### GOAL
In the records below, find each line with the word "Diseño" and copy it.

═══ MATERIAL PROVIDED ═══

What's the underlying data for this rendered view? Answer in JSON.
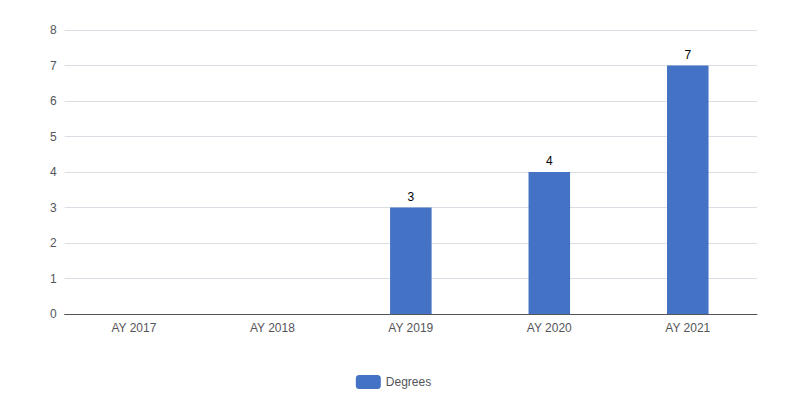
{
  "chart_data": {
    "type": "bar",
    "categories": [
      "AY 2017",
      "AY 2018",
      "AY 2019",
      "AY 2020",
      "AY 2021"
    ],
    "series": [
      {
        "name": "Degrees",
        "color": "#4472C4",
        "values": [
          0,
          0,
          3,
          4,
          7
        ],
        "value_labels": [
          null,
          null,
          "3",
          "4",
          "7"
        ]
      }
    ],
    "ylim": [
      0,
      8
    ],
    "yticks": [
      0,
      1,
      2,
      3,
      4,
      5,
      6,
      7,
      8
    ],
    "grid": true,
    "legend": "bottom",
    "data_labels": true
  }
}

═══
═══ MATERIAL PROVIDED ═══

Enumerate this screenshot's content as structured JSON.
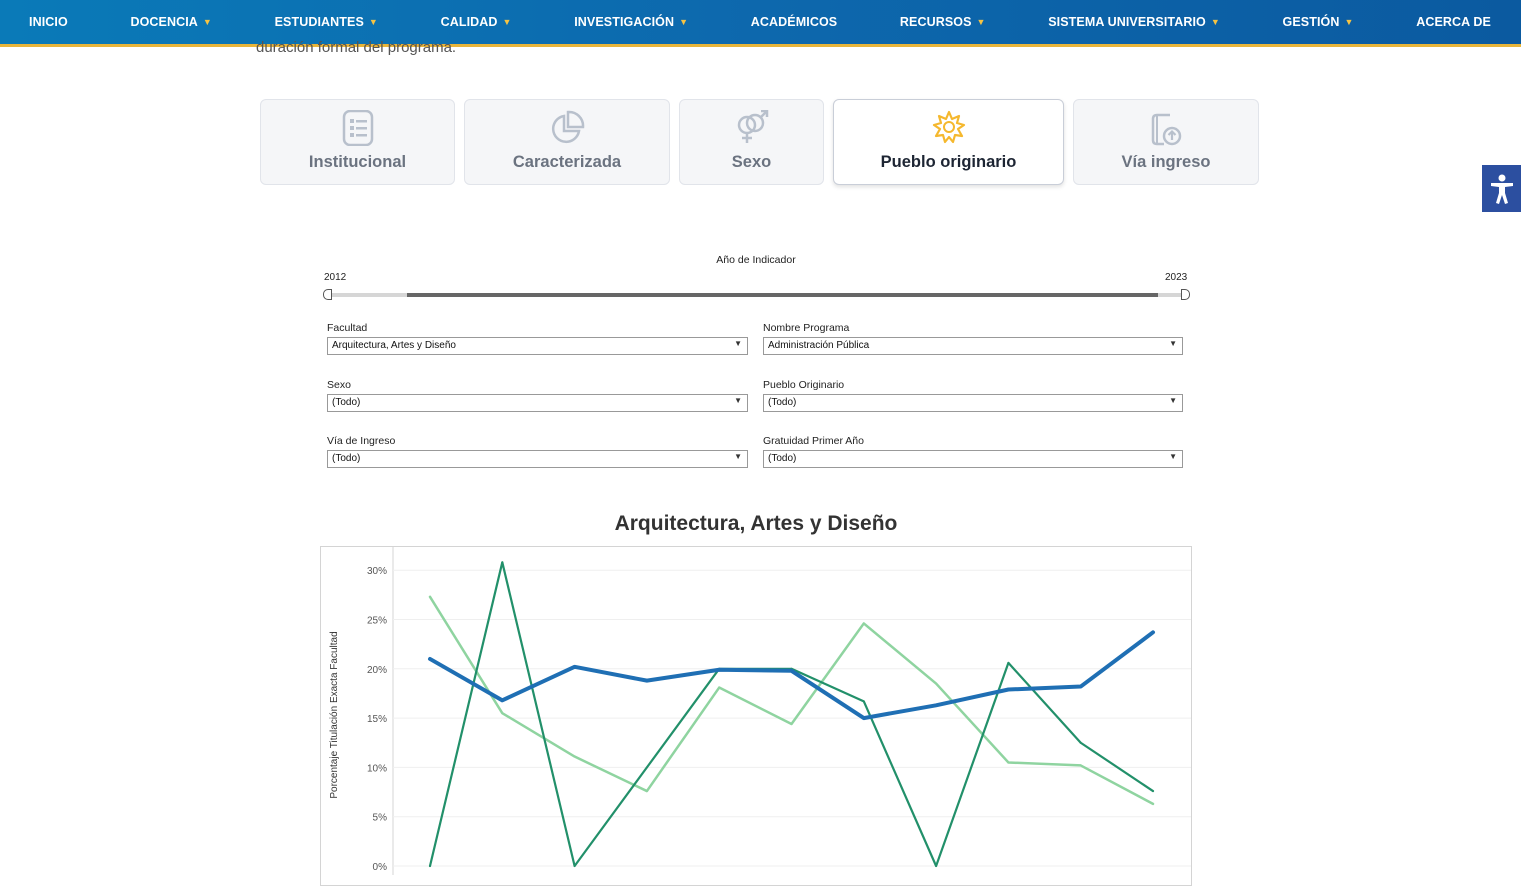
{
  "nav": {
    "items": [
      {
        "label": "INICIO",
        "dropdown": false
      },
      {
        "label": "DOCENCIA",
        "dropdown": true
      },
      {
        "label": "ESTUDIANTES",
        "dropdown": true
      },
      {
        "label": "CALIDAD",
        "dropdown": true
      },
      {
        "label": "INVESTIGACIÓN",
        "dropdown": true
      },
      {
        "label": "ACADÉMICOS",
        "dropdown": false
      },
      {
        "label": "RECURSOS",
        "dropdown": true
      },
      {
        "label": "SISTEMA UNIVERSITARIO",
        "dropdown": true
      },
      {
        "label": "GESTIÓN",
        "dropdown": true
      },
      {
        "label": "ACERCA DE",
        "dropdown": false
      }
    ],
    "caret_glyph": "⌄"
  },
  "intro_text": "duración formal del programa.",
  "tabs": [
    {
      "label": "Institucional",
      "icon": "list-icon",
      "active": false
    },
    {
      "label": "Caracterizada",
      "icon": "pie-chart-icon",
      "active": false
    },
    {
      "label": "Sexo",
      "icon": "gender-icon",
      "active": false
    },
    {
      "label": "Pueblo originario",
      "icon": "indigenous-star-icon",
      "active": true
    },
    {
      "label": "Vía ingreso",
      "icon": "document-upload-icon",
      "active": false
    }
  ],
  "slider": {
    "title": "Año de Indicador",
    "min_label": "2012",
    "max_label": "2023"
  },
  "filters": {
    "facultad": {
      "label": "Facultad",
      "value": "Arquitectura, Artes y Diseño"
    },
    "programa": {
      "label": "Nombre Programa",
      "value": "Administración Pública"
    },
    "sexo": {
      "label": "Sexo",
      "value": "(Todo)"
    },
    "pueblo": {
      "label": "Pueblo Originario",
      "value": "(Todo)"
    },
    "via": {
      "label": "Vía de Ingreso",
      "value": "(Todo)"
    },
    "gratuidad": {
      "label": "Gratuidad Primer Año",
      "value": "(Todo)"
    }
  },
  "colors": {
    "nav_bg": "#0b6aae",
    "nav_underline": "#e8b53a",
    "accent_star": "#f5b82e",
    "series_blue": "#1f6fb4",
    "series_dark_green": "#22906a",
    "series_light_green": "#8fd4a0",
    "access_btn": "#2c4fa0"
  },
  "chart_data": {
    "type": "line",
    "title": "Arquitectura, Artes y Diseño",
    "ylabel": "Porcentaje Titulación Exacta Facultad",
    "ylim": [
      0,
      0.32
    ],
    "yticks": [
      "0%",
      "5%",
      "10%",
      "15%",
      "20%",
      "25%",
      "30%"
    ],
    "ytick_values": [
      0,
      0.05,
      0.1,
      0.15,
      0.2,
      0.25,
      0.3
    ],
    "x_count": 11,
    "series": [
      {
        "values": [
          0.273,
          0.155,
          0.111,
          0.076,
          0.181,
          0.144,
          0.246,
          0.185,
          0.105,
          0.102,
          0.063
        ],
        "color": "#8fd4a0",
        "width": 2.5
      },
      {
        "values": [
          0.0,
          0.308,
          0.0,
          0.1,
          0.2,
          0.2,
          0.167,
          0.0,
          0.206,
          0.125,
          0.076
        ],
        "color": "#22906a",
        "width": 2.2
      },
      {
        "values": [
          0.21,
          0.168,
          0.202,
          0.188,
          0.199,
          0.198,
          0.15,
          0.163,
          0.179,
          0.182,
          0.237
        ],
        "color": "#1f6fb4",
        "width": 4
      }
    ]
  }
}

═══

### RESPONSE FOR THIS EXERCISE
      "value": "Arquitectura, Artes y Diseño"
    "title": "Arquitectura, Artes y Diseño",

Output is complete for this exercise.